Find every line of the listing below where "color" appears, and copy it.

==================================================

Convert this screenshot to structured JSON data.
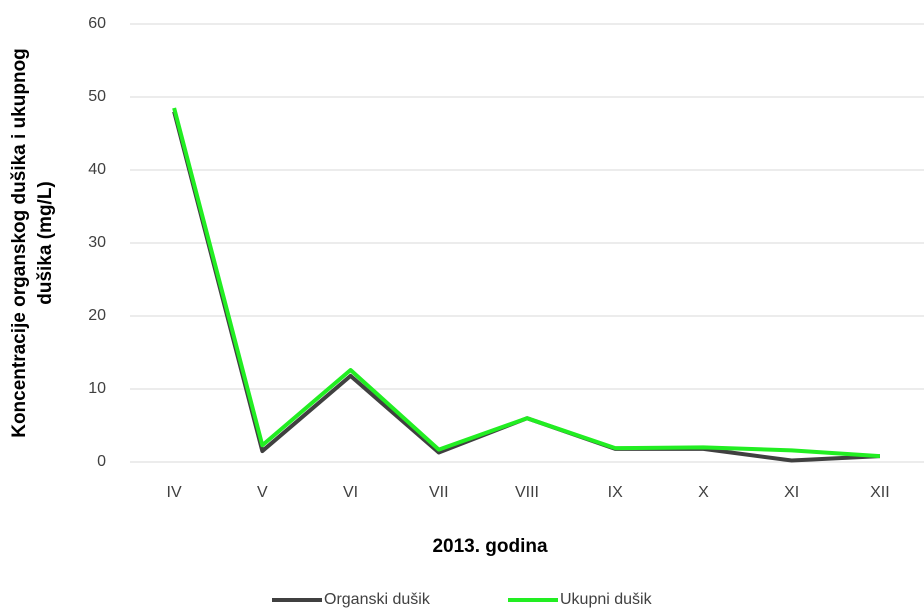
{
  "chart_data": {
    "type": "line",
    "ylabel": [
      "Koncentracije organskog dušika i ukupnog",
      "dušika (mg/L)"
    ],
    "xlabel": "2013. godina",
    "categories": [
      "IV",
      "V",
      "VI",
      "VII",
      "VIII",
      "IX",
      "X",
      "XI",
      "XII"
    ],
    "series": [
      {
        "name": "Organski dušik",
        "color": "#404040",
        "values": [
          48,
          1.5,
          11.8,
          1.3,
          6,
          1.8,
          1.8,
          0.2,
          0.8
        ]
      },
      {
        "name": "Ukupni dušik",
        "color": "#22ee22",
        "values": [
          48.5,
          2.3,
          12.6,
          1.7,
          6,
          1.9,
          2,
          1.6,
          0.8
        ]
      }
    ],
    "ylim": [
      0,
      60
    ],
    "yticks": [
      0,
      10,
      20,
      30,
      40,
      50,
      60
    ],
    "grid": true,
    "legend": "bottom"
  }
}
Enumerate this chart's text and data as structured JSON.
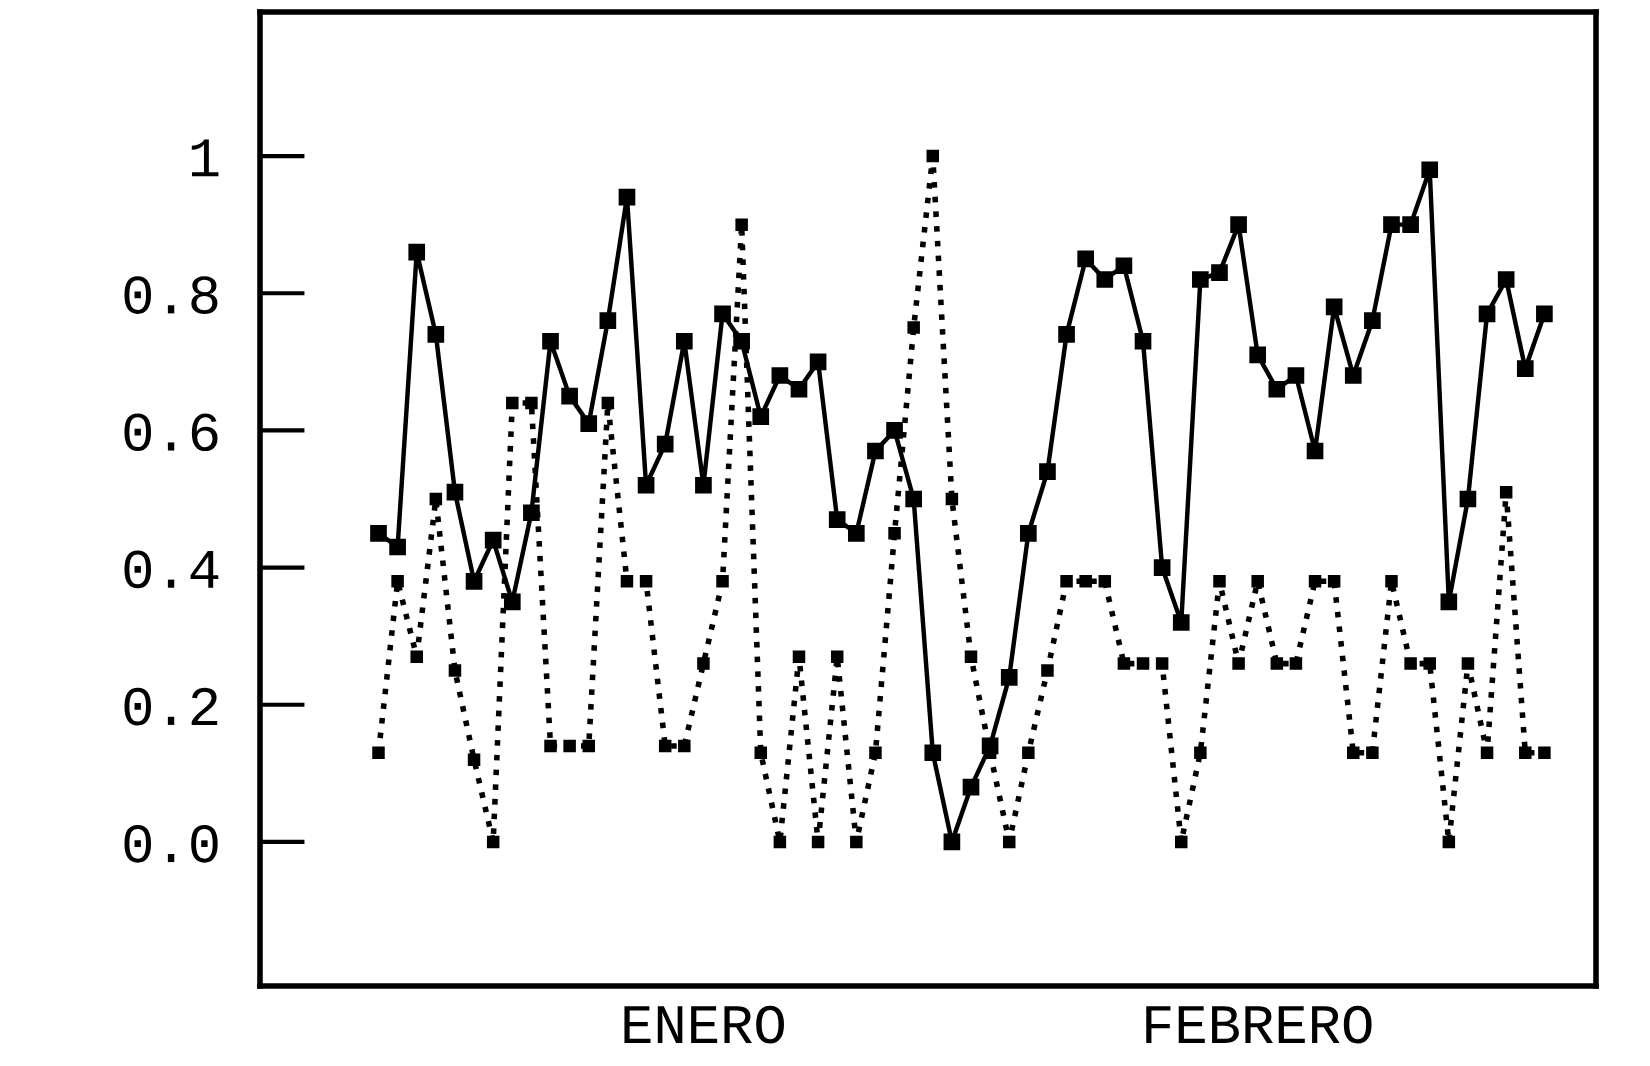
{
  "chart_data": {
    "type": "line",
    "categories": [
      null,
      null,
      null,
      null,
      null,
      null,
      null,
      null,
      null,
      null,
      null,
      null,
      null,
      null,
      null,
      null,
      null,
      "ENERO",
      null,
      null,
      null,
      null,
      null,
      null,
      null,
      null,
      null,
      null,
      null,
      null,
      null,
      null,
      null,
      null,
      null,
      null,
      null,
      null,
      null,
      null,
      null,
      null,
      null,
      null,
      null,
      null,
      "FEBRERO",
      null,
      null,
      null,
      null,
      null,
      null,
      null,
      null,
      null,
      null,
      null,
      null,
      null,
      null,
      null
    ],
    "ylim": [
      -0.21,
      1.21
    ],
    "yticks": [
      {
        "value": 0,
        "label": "0.0"
      },
      0.2,
      0.4,
      0.6,
      0.8,
      1
    ],
    "grid": false,
    "marker": "square",
    "series": [
      {
        "color": "#000000",
        "line_style": "solid",
        "values": [
          0.45,
          0.43,
          0.86,
          0.74,
          0.51,
          0.38,
          0.44,
          0.35,
          0.48,
          0.73,
          0.65,
          0.61,
          0.76,
          0.94,
          0.52,
          0.58,
          0.73,
          0.52,
          0.77,
          0.73,
          0.62,
          0.68,
          0.66,
          0.7,
          0.47,
          0.45,
          0.57,
          0.6,
          0.5,
          0.13,
          0.0,
          0.08,
          0.14,
          0.24,
          0.45,
          0.54,
          0.74,
          0.85,
          0.82,
          0.84,
          0.73,
          0.4,
          0.32,
          0.82,
          0.83,
          0.9,
          0.71,
          0.66,
          0.68,
          0.57,
          0.78,
          0.68,
          0.76,
          0.9,
          0.9,
          0.98,
          0.35,
          0.5,
          0.77,
          0.82,
          0.69,
          0.77
        ]
      },
      {
        "color": "#000000",
        "line_style": "dotted",
        "values": [
          0.13,
          0.38,
          0.27,
          0.5,
          0.25,
          0.12,
          0.0,
          0.64,
          0.64,
          0.14,
          0.14,
          0.14,
          0.64,
          0.38,
          0.38,
          0.14,
          0.14,
          0.26,
          0.38,
          0.9,
          0.13,
          0.0,
          0.27,
          0.0,
          0.27,
          0.0,
          0.13,
          0.45,
          0.75,
          1.0,
          0.5,
          0.27,
          0.13,
          0.0,
          0.13,
          0.25,
          0.38,
          0.38,
          0.38,
          0.26,
          0.26,
          0.26,
          0.0,
          0.13,
          0.38,
          0.26,
          0.38,
          0.26,
          0.26,
          0.38,
          0.38,
          0.13,
          0.13,
          0.38,
          0.26,
          0.26,
          0.0,
          0.26,
          0.13,
          0.51,
          0.13,
          0.13
        ]
      }
    ]
  }
}
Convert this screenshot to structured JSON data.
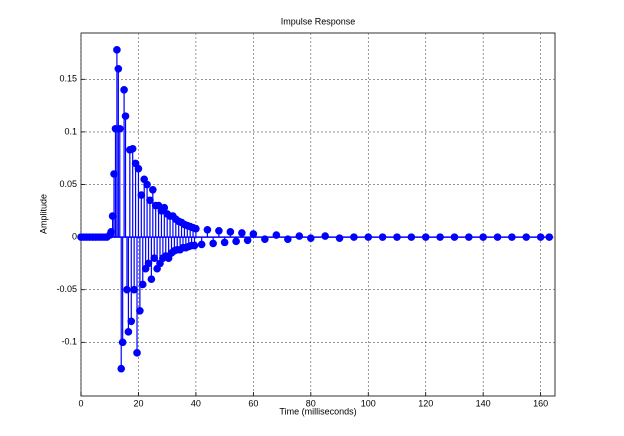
{
  "chart_data": {
    "type": "stem",
    "title": "Impulse Response",
    "x_label": "Time (milliseconds)",
    "y_label": "Amplitude",
    "color": "#0000ff",
    "grid": true,
    "xlim": [
      0,
      165
    ],
    "ylim": [
      -0.151,
      0.194
    ],
    "xticks": [
      0,
      20,
      40,
      60,
      80,
      100,
      120,
      140,
      160
    ],
    "yticks": [
      -0.1,
      -0.05,
      0,
      0.05,
      0.1,
      0.15
    ],
    "x": [
      0,
      1,
      2,
      3,
      4,
      5,
      6,
      7,
      8,
      9,
      10,
      10.5,
      11,
      11.5,
      12,
      12.5,
      13,
      13.5,
      14,
      14.5,
      15,
      15.5,
      16,
      16.5,
      17,
      17.5,
      18,
      18.5,
      19,
      19.5,
      20,
      20.5,
      21,
      21.5,
      22,
      22.5,
      23,
      23.5,
      24,
      24.5,
      25,
      25.5,
      26,
      26.5,
      27,
      27.5,
      28,
      28.5,
      29,
      29.5,
      30,
      30.5,
      31,
      31.5,
      32,
      32.5,
      33,
      33.5,
      34,
      34.5,
      35,
      35.5,
      36,
      36.5,
      37,
      37.5,
      38,
      38.5,
      39,
      39.5,
      40,
      42,
      44,
      46,
      48,
      50,
      52,
      54,
      56,
      58,
      60,
      64,
      68,
      72,
      76,
      80,
      85,
      90,
      95,
      100,
      105,
      110,
      115,
      120,
      125,
      130,
      135,
      140,
      145,
      150,
      155,
      160,
      163
    ],
    "values": [
      0,
      0,
      0,
      0,
      0,
      0,
      0,
      0,
      0,
      0,
      0.002,
      0.005,
      0.02,
      0.06,
      0.103,
      0.178,
      0.16,
      0.103,
      -0.125,
      -0.1,
      0.14,
      0.115,
      -0.05,
      -0.09,
      0.083,
      -0.08,
      0.084,
      -0.05,
      0.07,
      -0.11,
      0.065,
      -0.07,
      0.04,
      -0.045,
      0.055,
      -0.03,
      0.05,
      -0.025,
      0.035,
      -0.04,
      0.045,
      -0.02,
      0.03,
      -0.03,
      0.03,
      -0.025,
      0.025,
      -0.02,
      0.028,
      -0.018,
      0.022,
      -0.02,
      0.02,
      -0.015,
      0.02,
      -0.013,
      0.017,
      -0.012,
      0.015,
      -0.012,
      0.014,
      -0.01,
      0.012,
      -0.01,
      0.011,
      -0.009,
      0.01,
      -0.008,
      0.009,
      -0.008,
      0.008,
      -0.007,
      0.007,
      -0.006,
      0.006,
      -0.005,
      0.005,
      -0.004,
      0.004,
      -0.003,
      0.003,
      -0.002,
      0.002,
      -0.002,
      0.001,
      -0.001,
      0.001,
      -0.001,
      0,
      0,
      0,
      0,
      0,
      0,
      0,
      0,
      0,
      0,
      0,
      0,
      0,
      0,
      0
    ]
  }
}
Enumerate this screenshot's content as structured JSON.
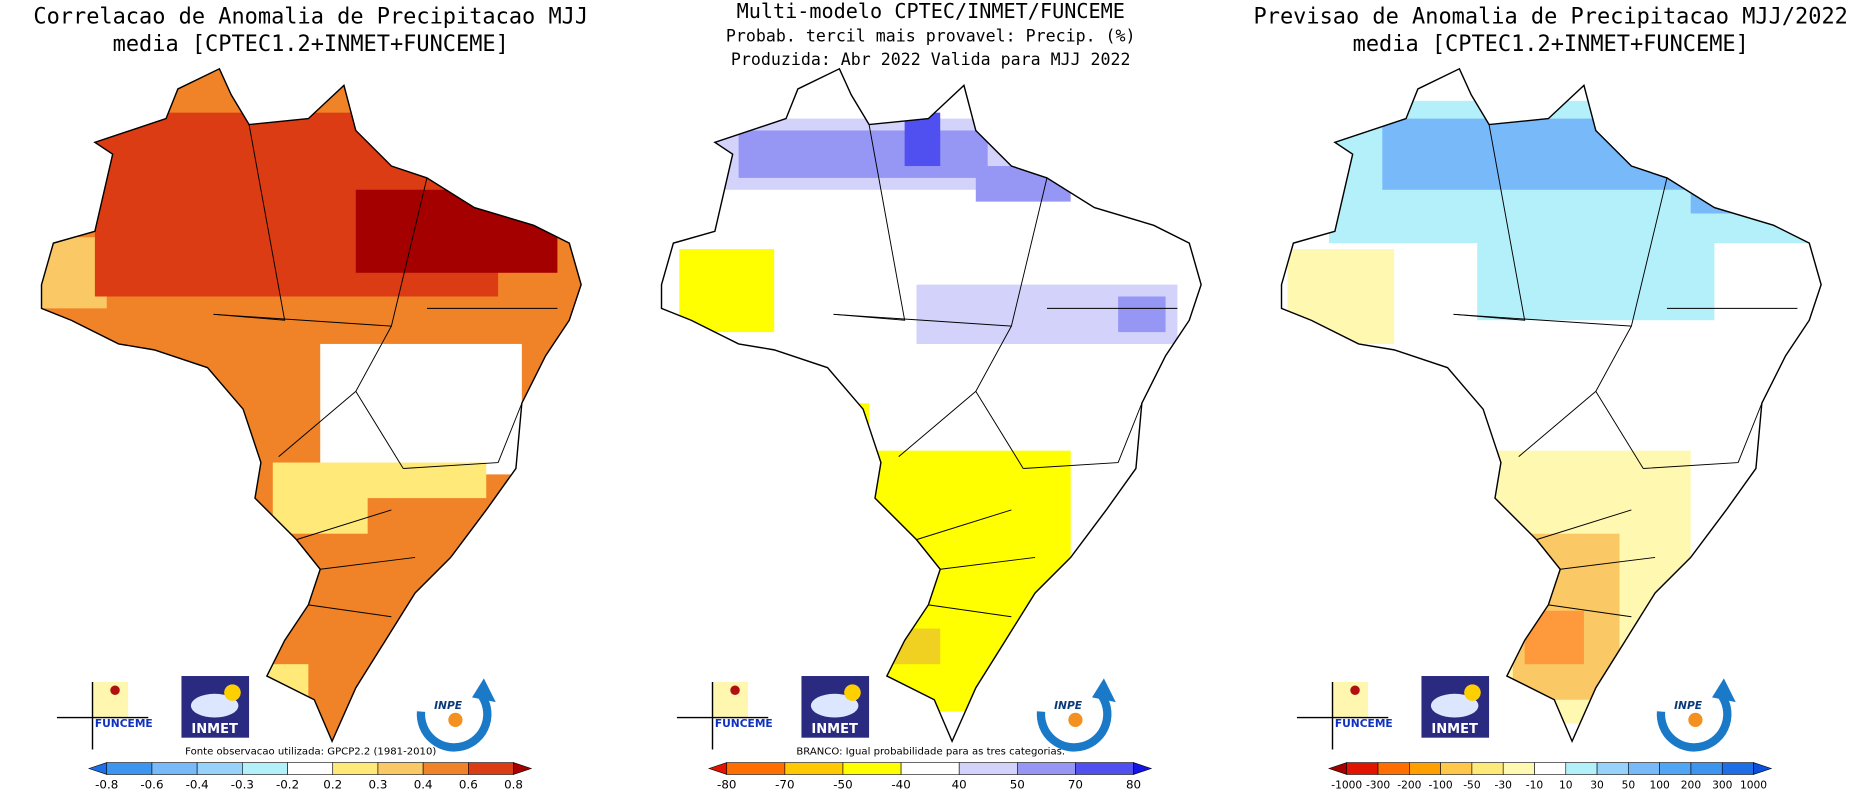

==================================================

*TASK RESPONSE:*
        "color": "#404040",
        "color": "#22ee22",
        "color": "#000000",
        "color": "#000000",
    "color": "#0000ff",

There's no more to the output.